Set exercise:
Locate all lines with the word "SRMTID" and copy them out.

Data to process:
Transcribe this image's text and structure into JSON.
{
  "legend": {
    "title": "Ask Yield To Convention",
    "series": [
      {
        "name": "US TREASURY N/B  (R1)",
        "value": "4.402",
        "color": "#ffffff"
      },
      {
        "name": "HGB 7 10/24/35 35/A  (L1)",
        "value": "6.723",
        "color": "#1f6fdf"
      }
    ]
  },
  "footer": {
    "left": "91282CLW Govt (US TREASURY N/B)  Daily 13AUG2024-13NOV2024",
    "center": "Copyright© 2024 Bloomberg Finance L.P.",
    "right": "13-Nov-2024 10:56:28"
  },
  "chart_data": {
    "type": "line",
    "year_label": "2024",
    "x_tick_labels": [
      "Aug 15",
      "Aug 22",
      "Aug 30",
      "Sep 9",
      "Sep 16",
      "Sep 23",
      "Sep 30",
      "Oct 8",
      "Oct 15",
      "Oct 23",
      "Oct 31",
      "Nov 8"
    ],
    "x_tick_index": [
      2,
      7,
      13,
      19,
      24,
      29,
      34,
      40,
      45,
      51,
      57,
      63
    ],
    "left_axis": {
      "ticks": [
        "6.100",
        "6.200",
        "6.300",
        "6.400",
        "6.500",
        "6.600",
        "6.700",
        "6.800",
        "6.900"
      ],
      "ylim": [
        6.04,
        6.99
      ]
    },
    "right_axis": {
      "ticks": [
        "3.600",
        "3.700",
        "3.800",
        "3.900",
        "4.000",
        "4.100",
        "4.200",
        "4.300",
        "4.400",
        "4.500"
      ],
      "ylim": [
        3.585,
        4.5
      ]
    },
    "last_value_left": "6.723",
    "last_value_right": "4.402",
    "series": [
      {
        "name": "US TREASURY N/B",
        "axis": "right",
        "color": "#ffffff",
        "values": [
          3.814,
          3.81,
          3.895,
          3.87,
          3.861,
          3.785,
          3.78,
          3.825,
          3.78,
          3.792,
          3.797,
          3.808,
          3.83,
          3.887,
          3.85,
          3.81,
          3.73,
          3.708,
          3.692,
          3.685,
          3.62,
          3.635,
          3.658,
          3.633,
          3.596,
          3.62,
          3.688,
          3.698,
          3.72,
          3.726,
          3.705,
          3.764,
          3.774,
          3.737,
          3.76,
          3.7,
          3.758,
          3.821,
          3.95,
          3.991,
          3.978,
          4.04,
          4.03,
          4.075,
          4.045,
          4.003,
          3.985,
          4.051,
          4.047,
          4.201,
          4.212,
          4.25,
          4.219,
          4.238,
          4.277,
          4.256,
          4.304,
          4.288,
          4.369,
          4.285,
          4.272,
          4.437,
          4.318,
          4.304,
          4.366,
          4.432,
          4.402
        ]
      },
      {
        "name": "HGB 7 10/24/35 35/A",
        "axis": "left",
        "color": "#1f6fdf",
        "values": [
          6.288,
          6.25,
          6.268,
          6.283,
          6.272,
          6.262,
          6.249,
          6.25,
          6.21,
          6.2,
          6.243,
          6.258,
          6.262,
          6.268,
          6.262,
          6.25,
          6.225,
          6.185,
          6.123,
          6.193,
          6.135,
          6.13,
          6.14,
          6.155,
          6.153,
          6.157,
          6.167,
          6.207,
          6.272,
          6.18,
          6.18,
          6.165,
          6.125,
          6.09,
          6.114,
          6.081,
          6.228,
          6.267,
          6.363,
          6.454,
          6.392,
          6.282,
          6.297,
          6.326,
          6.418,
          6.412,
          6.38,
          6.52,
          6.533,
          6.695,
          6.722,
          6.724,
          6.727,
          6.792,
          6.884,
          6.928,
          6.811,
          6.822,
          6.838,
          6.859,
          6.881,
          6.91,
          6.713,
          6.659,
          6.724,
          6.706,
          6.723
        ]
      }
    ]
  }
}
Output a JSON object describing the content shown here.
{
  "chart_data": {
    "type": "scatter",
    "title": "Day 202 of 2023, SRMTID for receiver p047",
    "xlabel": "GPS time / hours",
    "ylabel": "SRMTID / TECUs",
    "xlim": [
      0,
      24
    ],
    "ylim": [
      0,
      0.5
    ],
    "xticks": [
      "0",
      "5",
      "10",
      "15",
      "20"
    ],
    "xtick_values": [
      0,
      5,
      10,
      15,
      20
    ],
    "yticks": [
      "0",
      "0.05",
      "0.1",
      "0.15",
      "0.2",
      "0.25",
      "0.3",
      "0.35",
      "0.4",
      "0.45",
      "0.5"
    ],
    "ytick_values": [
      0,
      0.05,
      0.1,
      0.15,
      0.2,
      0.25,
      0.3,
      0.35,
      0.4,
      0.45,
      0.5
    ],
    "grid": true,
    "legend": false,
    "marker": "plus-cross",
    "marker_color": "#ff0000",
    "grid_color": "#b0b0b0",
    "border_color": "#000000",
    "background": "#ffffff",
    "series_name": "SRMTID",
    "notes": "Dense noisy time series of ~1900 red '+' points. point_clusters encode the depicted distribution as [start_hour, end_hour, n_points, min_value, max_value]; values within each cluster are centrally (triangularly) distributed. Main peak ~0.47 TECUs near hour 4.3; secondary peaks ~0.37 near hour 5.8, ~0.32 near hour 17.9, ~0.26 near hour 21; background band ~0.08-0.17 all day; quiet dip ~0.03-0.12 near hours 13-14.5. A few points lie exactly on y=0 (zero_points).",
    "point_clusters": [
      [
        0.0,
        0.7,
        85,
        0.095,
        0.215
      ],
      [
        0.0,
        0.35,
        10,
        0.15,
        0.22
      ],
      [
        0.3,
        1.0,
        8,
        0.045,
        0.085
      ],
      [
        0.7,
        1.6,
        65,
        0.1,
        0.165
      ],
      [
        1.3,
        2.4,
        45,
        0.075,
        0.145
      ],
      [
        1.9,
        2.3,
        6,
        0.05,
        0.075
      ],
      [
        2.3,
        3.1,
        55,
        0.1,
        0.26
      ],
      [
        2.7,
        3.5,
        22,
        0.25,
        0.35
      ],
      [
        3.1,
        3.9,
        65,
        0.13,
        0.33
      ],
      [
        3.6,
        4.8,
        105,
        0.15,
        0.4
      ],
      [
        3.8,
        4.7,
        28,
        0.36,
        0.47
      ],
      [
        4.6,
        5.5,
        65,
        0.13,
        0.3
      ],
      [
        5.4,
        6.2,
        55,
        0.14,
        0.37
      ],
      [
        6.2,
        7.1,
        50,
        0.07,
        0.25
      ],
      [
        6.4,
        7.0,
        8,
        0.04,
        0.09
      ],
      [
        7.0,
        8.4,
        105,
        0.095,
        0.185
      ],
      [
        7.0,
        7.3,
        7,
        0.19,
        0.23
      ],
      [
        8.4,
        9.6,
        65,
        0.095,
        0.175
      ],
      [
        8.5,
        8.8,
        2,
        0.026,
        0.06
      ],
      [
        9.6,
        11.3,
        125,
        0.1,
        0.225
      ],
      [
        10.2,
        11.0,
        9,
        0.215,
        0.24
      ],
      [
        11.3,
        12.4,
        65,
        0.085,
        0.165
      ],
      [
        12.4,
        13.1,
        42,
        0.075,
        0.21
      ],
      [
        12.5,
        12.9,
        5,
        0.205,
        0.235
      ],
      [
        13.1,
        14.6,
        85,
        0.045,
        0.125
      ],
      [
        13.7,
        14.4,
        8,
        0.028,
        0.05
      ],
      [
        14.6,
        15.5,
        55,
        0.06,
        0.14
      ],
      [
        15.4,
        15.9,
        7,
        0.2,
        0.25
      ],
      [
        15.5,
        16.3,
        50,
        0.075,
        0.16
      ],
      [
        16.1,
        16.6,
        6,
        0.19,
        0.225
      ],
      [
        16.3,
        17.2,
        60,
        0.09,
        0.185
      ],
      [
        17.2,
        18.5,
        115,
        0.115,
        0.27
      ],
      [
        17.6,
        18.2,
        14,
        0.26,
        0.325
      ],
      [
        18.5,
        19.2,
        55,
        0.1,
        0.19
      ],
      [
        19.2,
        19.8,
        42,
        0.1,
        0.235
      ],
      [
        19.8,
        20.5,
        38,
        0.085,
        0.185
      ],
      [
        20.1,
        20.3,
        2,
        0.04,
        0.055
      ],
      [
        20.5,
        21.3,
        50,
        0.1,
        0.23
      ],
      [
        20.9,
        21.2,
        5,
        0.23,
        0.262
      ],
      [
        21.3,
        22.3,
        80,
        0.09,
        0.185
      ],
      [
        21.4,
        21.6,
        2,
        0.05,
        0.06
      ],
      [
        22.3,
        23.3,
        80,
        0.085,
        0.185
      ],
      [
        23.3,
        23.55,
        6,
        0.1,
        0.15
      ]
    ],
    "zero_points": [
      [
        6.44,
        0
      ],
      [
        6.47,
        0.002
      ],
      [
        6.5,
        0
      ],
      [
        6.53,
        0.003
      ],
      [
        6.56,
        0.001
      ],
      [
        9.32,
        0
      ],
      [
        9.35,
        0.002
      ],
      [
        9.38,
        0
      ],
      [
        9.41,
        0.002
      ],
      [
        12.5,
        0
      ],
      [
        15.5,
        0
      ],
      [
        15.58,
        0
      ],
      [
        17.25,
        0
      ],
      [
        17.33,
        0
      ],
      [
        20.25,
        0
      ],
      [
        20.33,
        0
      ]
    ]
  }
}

Result below:
    "title": "Day 202 of 2023, SRMTID for receiver p047",
    "ylabel": "SRMTID / TECUs",
    "series_name": "SRMTID",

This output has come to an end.